**SUPPLIED TEXT:**
↓

Unimaginative Politics Syndrome is Hawaii’s version of a national problem that Hahrie Han and her colleagues describe this way in their new book: “In twenty-first-century America, the link between democratic participation and power seems broken.”

For Hawaii, the cure requires breaking up a dysfunctional process whereby citizen complaints make things worse rather than making them better.

Complaints make it more likely that the processes we complain about will continue. It’s a repetitive response, like a tic, and like a tic it is distracting and useless.

To understand the problem, compare our lame exercising of democracy in Hawaii with The Lady with the Purse.

The Lady with the Purse sat ringside at every professional wrestling match at the old South Side Armory in 1950s Milwaukee, where wrestling was huge. She carried a grandma handbag big enough to hold a six-pack of Schlitz.

You could hurt someone with that thing. Which is what she tried to do. Whenever one of the villain wrestlers like The Mighty Atlas or Dick the Bruiser got near her seat or, better yet, fell out of the ring into her lap, she’d go after him with that lethal cudgel while screaming and yelling, beside herself with indignation.

Just like we do here when complaining about our political leadership — beside ourselves with indignation, wanting to put a stop to it.

But the Lady with the Purse was not trying to disrupt the matches. She was there to enhance them. That was her gig.

Pro wrestling was scripted. (Not as far as my grandpa was concerned, but that’s another story.) Wrestling was performance art before performance art became cool, or nuanced or multi-textured. Or whatever the heck it is.

The Purse Lady was part of the script. She helped the show go on as always.

Our anger about Hawaii’s politics is different. It’s real, not fake. Unfortunately, though, unlike the Purse Lady’s feigned anger, our sincere anger does not disrupt the ritual. It enhances it, becoming part of the ritual itself.

Waimanalo resident Mark Hartsock wears a Hawaiian flag while standing in a long line to vote in the 2020 General Election near Honolulu Hale.
Voting is a limited weapon, but there are other ways to affect political outcomes. Cory Lum/Civil Beat

Complaining about the unions, corrupt politicians, the political machine, one-party dominance, incumbency, bureaucracy, secrecy, gut-and-replace. The same list of villains every time.

I’m not saying that’s a bad list. I’m saying that by now the list-making process has become as scripted and predictable as wrestling.

After all these years, the same old citizen complaints have become as much a part of the political process as the Legislature’s late night, end-of-session shenanigans and horribly missed deadlines.

Cementing the process, keeping the half-baked but stubborn rituals of Hawaii’s politics alive, it’s who we have become. Blowing hot air in the name of accountability.

We fail because here the culture of public complaint about politics is so repetitive, so unimaginative and so full of angry apathy, that it ends up reinforcing the way politics gets done.

This pattern is carved in stone. We complain about the process but act in ways that keeps the very same process alive. People get more cynical but continue to depend on the same process that makes you crazy in the first place.

It’s a tic rather than a response. Don’t you get tired of saying these same things when nothing happens as a result?

↑

**EXERCISE PROMPT:**
Could you give the piece on Hawaii's politics again from "Our anger about" to "predictable as wrestling.", swapping "ritual" out for "spectacle"? The data after the text are separate material with no connection to it.

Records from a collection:
↓

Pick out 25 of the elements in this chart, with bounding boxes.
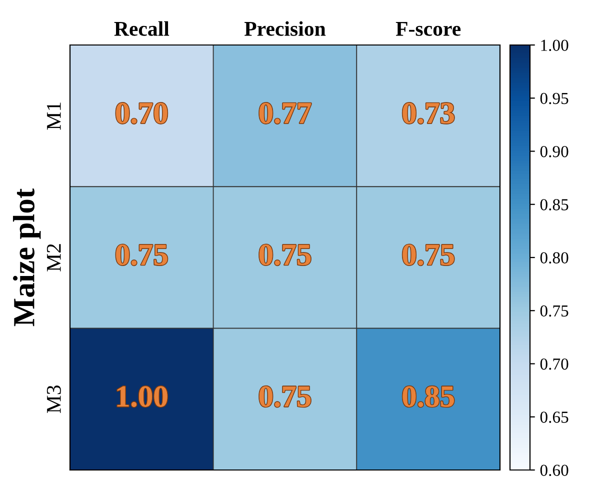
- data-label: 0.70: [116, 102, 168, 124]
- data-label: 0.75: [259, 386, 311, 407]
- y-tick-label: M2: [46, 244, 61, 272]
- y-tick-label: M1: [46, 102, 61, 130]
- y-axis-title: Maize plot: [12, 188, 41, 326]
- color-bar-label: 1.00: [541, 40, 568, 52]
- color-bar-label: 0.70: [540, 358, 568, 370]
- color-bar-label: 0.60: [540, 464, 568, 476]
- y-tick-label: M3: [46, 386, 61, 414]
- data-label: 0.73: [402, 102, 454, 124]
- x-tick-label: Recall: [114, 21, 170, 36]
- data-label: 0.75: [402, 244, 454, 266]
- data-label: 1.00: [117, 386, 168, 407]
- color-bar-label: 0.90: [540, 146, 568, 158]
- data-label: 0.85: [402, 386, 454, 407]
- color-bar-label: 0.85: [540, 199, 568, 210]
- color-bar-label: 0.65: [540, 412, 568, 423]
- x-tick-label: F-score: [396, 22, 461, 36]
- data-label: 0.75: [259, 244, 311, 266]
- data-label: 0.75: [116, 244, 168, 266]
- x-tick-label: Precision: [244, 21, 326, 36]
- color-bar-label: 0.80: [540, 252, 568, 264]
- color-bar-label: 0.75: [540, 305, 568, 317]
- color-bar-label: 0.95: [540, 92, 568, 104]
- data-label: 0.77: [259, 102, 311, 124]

↑
↓

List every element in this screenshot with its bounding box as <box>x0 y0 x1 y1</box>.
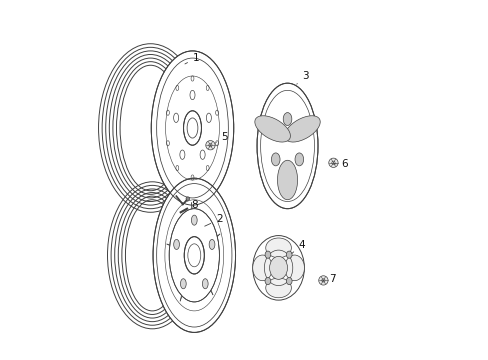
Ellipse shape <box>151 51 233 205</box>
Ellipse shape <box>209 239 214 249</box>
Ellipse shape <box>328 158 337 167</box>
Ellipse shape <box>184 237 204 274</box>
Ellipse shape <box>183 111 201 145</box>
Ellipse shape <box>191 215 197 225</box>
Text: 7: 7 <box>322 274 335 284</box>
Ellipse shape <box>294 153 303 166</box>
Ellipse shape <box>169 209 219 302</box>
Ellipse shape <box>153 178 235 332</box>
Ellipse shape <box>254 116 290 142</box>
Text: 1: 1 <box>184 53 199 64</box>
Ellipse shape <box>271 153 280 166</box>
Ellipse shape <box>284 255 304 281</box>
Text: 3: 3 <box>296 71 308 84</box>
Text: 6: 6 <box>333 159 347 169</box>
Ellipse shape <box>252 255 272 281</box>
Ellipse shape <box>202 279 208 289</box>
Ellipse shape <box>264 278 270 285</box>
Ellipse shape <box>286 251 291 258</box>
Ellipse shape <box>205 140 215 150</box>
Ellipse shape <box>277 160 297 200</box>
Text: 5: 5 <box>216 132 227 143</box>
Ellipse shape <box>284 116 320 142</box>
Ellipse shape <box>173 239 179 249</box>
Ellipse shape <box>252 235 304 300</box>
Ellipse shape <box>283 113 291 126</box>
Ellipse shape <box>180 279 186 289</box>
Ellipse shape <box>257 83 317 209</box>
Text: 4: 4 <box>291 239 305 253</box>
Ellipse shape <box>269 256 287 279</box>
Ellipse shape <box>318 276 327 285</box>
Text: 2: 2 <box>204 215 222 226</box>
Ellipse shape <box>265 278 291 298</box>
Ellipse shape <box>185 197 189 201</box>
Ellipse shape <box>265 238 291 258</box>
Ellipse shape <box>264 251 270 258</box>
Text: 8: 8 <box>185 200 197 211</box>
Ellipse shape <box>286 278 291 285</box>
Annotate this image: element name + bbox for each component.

↑
↓

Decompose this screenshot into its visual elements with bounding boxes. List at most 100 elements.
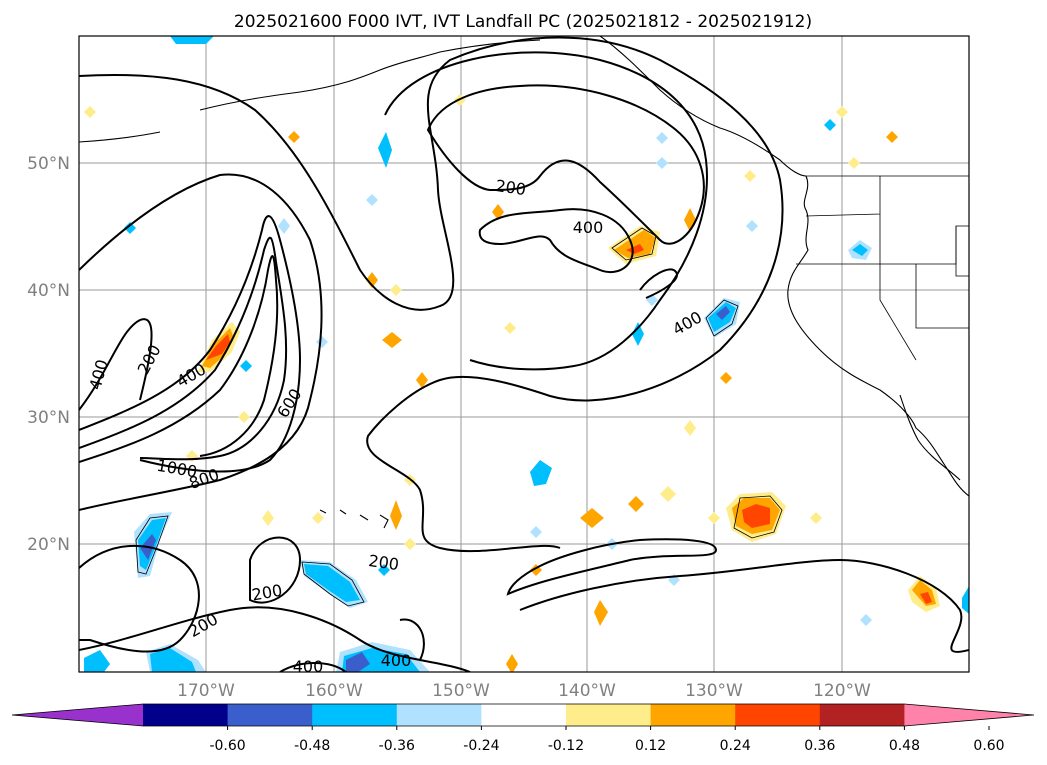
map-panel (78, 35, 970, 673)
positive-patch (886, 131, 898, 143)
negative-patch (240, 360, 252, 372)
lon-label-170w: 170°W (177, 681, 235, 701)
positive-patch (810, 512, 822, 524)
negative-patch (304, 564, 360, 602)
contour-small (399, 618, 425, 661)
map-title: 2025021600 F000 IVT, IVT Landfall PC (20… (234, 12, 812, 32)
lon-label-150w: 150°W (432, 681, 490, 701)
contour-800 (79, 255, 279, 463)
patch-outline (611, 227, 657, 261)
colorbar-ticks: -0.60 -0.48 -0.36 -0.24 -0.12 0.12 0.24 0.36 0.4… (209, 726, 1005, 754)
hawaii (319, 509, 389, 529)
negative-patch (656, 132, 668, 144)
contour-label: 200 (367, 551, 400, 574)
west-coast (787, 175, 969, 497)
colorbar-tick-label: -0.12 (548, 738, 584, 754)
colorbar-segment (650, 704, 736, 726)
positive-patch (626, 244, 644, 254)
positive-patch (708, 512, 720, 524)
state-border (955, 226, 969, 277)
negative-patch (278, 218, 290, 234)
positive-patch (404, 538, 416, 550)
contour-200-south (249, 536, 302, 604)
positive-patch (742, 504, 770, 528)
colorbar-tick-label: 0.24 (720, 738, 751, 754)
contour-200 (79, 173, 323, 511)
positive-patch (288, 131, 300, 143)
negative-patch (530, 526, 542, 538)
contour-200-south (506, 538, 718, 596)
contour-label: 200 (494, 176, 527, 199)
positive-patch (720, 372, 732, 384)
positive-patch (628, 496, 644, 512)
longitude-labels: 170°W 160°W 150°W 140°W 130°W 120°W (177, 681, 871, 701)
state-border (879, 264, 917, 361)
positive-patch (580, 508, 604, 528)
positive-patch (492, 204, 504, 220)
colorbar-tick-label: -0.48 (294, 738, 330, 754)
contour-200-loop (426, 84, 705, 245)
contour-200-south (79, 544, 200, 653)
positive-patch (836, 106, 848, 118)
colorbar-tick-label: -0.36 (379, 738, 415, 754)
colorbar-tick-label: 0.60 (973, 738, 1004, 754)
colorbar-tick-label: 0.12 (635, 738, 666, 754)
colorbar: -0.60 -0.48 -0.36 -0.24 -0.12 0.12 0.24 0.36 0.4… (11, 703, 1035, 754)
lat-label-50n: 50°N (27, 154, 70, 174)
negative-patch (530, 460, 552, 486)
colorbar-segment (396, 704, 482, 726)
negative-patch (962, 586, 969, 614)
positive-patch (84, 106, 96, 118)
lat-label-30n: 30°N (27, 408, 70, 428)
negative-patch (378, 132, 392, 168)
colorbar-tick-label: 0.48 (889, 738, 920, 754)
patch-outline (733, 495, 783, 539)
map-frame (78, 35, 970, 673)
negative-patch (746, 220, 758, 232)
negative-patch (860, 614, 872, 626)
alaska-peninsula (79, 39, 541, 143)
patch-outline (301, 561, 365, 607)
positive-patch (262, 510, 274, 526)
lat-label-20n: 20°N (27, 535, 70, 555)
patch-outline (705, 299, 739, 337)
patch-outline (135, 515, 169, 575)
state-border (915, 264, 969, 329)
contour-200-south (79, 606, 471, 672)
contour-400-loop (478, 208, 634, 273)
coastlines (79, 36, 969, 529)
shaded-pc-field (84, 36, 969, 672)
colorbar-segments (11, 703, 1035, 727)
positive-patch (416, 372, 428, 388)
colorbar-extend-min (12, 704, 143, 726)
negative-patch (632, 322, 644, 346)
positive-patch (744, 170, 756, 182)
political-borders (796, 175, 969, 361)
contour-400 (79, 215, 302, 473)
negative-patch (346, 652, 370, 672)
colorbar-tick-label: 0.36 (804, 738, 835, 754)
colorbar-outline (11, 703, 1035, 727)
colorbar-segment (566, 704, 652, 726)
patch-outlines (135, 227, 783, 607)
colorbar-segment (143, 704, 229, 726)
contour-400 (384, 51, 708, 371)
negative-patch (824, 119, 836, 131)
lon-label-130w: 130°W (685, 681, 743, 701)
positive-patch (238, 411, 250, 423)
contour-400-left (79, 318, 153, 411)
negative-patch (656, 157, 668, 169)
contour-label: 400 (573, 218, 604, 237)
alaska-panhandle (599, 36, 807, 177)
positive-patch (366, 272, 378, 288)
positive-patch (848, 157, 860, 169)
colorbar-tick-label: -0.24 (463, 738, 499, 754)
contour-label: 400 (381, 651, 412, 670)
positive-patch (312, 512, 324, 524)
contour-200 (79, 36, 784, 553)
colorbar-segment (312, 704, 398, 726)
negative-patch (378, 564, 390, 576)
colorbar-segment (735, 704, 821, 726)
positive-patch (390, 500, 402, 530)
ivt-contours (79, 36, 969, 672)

↑

**WRITTEN SOLUTION:**
Our anger about Hawaii’s politics is different. It’s real, not fake. Unfortunately, though, unlike the Purse Lady’s feigned anger, our sincere anger does not disrupt the spectacle. It enhances it, becoming part of the spectacle itself.

Waimanalo resident Mark Hartsock wears a Hawaiian flag while standing in a long line to vote in the 2020 General Election near Honolulu Hale.
Voting is a limited weapon, but there are other ways to affect political outcomes. Cory Lum/Civil Beat

Complaining about the unions, corrupt politicians, the political machine, one-party dominance, incumbency, bureaucracy, secrecy, gut-and-replace. The same list of villains every time.

I’m not saying that’s a bad list. I’m saying that by now the list-making process has become as scripted and predictable as wrestling.